What is being asked.
Write each record again exactly as it stands.

Given records.
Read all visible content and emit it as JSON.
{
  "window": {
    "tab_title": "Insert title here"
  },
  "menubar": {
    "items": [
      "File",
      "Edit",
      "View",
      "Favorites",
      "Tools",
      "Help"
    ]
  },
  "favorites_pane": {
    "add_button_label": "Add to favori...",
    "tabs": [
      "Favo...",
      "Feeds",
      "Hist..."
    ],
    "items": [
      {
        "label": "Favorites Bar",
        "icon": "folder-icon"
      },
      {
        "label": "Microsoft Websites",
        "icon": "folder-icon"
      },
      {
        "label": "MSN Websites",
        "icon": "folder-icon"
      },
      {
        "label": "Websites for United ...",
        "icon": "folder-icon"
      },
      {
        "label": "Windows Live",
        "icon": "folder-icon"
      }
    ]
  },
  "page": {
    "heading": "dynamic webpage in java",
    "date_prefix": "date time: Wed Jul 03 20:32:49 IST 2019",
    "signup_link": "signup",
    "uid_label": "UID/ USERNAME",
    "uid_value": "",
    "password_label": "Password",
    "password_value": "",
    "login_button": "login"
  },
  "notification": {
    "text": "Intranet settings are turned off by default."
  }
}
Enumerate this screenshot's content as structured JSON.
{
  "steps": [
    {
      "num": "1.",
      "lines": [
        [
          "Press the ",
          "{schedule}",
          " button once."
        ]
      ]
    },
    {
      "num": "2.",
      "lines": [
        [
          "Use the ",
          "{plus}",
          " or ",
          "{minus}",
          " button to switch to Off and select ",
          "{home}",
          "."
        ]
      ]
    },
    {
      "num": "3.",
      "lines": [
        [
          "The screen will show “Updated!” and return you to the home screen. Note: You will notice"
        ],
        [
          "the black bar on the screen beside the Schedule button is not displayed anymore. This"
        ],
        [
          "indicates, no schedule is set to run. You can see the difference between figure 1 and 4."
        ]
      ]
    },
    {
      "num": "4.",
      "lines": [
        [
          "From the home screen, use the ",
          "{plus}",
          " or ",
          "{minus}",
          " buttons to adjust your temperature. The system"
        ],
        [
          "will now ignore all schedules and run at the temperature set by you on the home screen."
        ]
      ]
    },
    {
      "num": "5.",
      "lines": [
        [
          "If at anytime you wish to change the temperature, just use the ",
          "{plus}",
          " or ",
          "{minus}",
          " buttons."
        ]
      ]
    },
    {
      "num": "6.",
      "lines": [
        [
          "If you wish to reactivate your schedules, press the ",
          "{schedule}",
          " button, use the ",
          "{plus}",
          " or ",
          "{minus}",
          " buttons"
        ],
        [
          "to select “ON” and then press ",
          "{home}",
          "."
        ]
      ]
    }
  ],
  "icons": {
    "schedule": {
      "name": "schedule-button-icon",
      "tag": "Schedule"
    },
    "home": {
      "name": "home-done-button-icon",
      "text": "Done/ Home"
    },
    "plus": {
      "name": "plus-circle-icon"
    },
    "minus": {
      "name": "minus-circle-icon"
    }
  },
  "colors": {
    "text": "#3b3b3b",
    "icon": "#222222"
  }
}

Final result.
Read all visible content and emit it as JSON.
{
  "window": {
    "tab_title": "Insert title here"
  },
  "menubar": {
    "items": [
      "File",
      "Edit",
      "View",
      "Favorites",
      "Tools",
      "Help"
    ]
  },
  "favorites_pane": {
    "add_button_label": "Add to favori...",
    "tabs": [
      "Favo...",
      "Feeds",
      "Hist..."
    ],
    "items": [
      {
        "label": "Favorites Bar",
        "icon": "folder-icon"
      },
      {
        "label": "Microsoft Websites",
        "icon": "folder-icon"
      },
      {
        "label": "MSN Websites",
        "icon": "folder-icon"
      },
      {
        "label": "Websites for United ...",
        "icon": "folder-icon"
      },
      {
        "label": "Windows Live",
        "icon": "folder-icon"
      }
    ]
  },
  "page": {
    "heading": "dynamic webpage in java",
    "date_prefix": "date time: Wed Jul 03 20:32:49 IST 2019",
    "signup_link": "signup",
    "uid_label": "UID/ USERNAME",
    "uid_value": "",
    "password_label": "Password",
    "password_value": "",
    "login_button": "login"
  },
  "notification": {
    "text": "Intranet settings are turned off by default."
  }
}
Enumerate this screenshot's content as structured JSON.
{
  "steps": [
    {
      "num": "1.",
      "lines": [
        [
          "Press the ",
          "{schedule}",
          " button once."
        ]
      ]
    },
    {
      "num": "2.",
      "lines": [
        [
          "Use the ",
          "{plus}",
          " or ",
          "{minus}",
          " button to switch to Off and select ",
          "{home}",
          "."
        ]
      ]
    },
    {
      "num": "3.",
      "lines": [
        [
          "The screen will show “Updated!” and return you to the home screen. Note: You will notice"
        ],
        [
          "the black bar on the screen beside the Schedule button is not displayed anymore. This"
        ],
        [
          "indicates, no schedule is set to run. You can see the difference between figure 1 and 4."
        ]
      ]
    },
    {
      "num": "4.",
      "lines": [
        [
          "From the home screen, use the ",
          "{plus}",
          " or ",
          "{minus}",
          " buttons to adjust your temperature. The system"
        ],
        [
          "will now ignore all schedules and run at the temperature set by you on the home screen."
        ]
      ]
    },
    {
      "num": "5.",
      "lines": [
        [
          "If at anytime you wish to change the temperature, just use the ",
          "{plus}",
          " or ",
          "{minus}",
          " buttons."
        ]
      ]
    },
    {
      "num": "6.",
      "lines": [
        [
          "If you wish to reactivate your schedules, press the ",
          "{schedule}",
          " button, use the ",
          "{plus}",
          " or ",
          "{minus}",
          " buttons"
        ],
        [
          "to select “ON” and then press ",
          "{home}",
          "."
        ]
      ]
    }
  ],
  "icons": {
    "schedule": {
      "name": "schedule-button-icon",
      "tag": "Schedule"
    },
    "home": {
      "name": "home-done-button-icon",
      "text": "Done/ Home"
    },
    "plus": {
      "name": "plus-circle-icon"
    },
    "minus": {
      "name": "minus-circle-icon"
    }
  },
  "colors": {
    "text": "#3b3b3b",
    "icon": "#222222"
  }
}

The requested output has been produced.